| Records provided |
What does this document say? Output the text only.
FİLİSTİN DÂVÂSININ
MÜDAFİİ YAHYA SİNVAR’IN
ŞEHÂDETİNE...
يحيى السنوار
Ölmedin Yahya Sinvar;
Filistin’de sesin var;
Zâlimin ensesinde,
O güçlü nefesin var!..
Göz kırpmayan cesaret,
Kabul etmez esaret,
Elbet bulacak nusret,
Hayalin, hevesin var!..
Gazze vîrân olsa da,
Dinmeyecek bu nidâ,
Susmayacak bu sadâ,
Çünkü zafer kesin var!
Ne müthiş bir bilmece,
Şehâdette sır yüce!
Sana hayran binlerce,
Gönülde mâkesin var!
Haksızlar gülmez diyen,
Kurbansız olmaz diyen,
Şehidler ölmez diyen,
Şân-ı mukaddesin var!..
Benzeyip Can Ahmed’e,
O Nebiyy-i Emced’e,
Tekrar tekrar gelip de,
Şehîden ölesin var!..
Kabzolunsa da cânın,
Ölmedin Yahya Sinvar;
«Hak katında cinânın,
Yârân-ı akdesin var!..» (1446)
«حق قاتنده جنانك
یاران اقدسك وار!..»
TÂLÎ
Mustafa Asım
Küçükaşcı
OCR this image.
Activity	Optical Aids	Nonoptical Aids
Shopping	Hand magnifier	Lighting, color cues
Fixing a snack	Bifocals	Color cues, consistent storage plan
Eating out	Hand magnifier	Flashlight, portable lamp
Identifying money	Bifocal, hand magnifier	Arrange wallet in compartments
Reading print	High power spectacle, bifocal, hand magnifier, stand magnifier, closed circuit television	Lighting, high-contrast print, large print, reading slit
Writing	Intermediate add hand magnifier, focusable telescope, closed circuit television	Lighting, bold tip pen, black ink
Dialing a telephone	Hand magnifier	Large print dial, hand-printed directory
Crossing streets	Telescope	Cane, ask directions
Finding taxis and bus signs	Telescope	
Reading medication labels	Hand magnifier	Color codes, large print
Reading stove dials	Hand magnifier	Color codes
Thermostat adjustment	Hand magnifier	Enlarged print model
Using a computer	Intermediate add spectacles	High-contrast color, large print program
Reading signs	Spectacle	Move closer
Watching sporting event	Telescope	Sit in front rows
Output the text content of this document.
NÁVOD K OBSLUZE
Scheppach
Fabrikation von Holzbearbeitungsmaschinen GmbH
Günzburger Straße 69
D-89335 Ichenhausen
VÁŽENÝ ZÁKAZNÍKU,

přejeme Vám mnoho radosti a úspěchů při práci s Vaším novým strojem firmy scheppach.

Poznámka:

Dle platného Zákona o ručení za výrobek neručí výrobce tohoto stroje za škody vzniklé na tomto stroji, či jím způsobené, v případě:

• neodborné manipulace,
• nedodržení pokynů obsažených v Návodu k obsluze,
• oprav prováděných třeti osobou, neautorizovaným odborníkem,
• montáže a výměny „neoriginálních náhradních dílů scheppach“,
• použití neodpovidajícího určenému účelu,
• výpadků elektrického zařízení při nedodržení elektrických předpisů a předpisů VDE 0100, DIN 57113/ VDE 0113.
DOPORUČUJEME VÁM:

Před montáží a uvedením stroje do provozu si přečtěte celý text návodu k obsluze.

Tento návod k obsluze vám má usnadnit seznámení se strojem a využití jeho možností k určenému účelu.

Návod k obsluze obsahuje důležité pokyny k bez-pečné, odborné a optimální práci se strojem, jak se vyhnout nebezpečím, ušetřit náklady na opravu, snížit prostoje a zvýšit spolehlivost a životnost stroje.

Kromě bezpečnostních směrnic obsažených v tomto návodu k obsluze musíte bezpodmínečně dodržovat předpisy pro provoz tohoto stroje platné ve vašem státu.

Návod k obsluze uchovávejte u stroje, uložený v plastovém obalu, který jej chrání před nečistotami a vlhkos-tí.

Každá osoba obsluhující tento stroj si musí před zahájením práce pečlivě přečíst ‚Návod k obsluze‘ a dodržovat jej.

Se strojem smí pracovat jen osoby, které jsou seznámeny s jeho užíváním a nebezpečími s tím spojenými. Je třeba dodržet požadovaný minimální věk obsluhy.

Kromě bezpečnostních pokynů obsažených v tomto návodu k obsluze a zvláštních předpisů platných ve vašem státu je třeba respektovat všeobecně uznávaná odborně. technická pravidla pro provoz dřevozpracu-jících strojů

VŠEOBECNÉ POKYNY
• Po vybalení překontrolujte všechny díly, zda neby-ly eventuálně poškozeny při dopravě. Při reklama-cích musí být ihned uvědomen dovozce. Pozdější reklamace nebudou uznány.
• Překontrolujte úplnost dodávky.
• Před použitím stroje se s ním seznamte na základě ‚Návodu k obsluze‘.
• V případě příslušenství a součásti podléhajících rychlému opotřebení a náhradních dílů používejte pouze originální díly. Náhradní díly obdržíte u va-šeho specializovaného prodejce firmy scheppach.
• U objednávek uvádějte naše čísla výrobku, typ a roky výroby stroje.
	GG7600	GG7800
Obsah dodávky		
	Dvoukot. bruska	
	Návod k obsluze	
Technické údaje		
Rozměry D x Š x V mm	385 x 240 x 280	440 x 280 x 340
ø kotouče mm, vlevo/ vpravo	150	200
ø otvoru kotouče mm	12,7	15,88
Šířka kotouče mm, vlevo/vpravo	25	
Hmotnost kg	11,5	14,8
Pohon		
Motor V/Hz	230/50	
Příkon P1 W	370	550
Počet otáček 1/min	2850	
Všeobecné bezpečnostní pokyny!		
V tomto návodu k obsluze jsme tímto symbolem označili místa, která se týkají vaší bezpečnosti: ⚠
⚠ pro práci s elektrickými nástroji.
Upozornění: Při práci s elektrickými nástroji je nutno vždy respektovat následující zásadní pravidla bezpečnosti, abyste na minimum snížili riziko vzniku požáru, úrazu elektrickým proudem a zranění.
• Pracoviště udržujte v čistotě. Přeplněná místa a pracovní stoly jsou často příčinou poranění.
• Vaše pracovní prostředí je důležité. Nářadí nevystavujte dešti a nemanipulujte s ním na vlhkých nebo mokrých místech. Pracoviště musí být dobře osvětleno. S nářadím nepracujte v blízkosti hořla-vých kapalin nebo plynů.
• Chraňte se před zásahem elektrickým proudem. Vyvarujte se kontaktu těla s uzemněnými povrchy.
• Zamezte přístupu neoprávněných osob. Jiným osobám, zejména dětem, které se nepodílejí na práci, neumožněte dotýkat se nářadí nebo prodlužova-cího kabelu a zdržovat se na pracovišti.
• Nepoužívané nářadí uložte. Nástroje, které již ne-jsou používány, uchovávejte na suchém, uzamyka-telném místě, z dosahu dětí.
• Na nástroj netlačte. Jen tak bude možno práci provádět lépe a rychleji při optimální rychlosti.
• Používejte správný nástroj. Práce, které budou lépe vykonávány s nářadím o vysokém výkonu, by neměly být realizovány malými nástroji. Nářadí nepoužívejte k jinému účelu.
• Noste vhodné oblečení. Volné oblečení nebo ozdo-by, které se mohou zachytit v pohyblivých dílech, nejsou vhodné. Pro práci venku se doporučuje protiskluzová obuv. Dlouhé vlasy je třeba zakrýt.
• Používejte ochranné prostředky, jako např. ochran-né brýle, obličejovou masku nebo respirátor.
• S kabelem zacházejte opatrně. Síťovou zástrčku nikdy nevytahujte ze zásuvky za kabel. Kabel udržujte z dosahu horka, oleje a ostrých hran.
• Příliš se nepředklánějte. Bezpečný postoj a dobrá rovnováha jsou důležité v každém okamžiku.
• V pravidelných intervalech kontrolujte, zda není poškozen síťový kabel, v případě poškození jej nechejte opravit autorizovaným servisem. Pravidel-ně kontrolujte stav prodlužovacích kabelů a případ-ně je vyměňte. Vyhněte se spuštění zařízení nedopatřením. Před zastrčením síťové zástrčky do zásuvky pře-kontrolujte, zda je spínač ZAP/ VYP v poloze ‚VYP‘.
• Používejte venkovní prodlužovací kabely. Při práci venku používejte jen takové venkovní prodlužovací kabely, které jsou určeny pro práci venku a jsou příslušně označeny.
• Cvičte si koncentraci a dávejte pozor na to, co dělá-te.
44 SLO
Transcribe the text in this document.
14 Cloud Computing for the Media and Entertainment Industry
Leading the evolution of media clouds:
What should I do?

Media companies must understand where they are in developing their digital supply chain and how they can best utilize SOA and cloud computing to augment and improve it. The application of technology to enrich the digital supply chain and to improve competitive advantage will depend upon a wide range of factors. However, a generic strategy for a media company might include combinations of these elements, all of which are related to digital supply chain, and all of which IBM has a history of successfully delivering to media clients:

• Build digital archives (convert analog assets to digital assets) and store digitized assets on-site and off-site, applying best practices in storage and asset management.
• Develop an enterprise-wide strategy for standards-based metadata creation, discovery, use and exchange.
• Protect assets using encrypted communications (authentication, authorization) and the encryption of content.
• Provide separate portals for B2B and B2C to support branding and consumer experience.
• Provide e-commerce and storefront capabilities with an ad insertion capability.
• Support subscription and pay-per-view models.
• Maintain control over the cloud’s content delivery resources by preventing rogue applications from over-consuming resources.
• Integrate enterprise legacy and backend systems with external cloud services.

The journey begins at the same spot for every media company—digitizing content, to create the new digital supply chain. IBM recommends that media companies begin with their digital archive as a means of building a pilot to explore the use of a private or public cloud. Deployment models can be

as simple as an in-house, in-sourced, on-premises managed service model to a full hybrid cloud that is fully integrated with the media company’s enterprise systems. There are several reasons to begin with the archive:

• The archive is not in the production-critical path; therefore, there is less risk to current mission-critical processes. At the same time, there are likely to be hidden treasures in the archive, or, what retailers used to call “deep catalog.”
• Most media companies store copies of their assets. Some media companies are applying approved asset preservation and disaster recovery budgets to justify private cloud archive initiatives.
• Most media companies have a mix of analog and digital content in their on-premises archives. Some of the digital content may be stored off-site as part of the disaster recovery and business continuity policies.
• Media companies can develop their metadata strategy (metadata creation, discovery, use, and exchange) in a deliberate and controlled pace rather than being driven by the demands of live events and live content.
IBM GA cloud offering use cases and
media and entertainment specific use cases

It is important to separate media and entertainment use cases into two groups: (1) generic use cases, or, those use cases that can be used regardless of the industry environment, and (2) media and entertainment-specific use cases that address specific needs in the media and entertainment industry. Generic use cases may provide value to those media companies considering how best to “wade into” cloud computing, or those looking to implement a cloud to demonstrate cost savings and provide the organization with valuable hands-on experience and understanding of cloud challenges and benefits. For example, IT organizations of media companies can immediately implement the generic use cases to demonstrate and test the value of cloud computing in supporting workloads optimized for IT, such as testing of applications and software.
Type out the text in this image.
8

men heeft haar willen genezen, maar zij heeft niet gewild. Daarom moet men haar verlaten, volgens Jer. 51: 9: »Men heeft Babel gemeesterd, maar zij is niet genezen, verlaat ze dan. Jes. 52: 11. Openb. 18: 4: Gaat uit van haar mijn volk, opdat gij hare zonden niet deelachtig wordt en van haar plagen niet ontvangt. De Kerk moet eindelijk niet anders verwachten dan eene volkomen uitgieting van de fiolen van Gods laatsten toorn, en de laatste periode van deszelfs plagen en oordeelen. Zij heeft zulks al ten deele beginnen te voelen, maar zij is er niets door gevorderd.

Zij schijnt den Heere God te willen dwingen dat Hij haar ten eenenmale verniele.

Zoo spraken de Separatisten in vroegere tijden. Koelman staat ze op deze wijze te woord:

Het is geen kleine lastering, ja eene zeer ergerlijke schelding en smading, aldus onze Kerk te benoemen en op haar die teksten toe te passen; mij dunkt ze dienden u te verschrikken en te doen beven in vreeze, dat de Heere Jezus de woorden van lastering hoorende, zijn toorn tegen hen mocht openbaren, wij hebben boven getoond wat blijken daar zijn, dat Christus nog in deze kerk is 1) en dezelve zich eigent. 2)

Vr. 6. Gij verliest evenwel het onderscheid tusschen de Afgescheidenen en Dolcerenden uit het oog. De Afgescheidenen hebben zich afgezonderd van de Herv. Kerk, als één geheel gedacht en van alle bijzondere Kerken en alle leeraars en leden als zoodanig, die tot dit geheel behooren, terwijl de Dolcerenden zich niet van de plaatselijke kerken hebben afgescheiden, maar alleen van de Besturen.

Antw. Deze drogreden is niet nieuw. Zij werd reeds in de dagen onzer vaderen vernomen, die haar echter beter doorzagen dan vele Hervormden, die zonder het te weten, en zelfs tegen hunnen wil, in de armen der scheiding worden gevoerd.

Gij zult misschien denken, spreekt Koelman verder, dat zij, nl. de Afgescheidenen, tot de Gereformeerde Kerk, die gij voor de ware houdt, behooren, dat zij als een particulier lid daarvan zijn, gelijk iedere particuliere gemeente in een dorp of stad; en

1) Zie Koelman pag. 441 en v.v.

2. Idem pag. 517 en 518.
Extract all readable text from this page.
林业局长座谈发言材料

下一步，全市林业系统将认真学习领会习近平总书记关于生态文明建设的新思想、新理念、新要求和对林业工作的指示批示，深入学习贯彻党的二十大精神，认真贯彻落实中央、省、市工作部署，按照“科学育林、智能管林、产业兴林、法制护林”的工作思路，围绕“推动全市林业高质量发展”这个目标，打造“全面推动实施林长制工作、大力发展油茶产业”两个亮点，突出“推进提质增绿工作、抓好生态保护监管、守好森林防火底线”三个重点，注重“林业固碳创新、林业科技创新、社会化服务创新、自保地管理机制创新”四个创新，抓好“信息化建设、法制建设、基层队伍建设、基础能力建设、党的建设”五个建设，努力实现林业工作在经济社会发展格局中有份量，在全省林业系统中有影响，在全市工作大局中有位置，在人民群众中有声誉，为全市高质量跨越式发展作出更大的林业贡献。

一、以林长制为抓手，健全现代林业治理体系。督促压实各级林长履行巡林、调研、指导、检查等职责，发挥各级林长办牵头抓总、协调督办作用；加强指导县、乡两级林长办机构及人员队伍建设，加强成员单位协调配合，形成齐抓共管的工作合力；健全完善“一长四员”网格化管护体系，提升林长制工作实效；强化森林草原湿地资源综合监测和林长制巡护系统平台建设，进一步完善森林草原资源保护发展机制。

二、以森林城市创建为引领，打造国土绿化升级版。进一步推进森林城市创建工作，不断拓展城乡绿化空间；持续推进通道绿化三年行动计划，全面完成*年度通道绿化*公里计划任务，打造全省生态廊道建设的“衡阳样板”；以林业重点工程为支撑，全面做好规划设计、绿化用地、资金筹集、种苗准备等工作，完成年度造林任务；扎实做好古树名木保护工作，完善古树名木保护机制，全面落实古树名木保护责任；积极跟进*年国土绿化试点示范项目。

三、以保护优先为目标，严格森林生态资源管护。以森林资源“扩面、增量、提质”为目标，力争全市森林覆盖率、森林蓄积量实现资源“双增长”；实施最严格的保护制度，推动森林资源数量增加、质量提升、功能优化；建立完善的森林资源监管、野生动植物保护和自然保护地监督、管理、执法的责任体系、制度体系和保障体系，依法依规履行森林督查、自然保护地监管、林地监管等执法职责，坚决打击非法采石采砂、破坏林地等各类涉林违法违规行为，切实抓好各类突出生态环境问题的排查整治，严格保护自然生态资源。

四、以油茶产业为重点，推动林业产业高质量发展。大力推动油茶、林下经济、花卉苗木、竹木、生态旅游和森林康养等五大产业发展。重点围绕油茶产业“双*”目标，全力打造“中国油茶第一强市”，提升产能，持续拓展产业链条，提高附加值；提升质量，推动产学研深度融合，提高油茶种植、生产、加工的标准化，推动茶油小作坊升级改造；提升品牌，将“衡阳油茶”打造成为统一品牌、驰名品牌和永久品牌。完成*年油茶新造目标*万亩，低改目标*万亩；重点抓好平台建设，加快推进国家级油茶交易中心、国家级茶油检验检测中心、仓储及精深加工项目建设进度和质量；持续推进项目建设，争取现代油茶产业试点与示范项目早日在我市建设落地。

| Your objective |
Select all lines in the listing above where the word "systems" appears, and show them.

| Task output |
• Integrate enterprise legacy and backend systems with external cloud services.
as simple as an in-house, in-sourced, on-premises managed service model to a full hybrid cloud that is fully integrated with the media company’s enterprise systems. There are several reasons to begin with the archive:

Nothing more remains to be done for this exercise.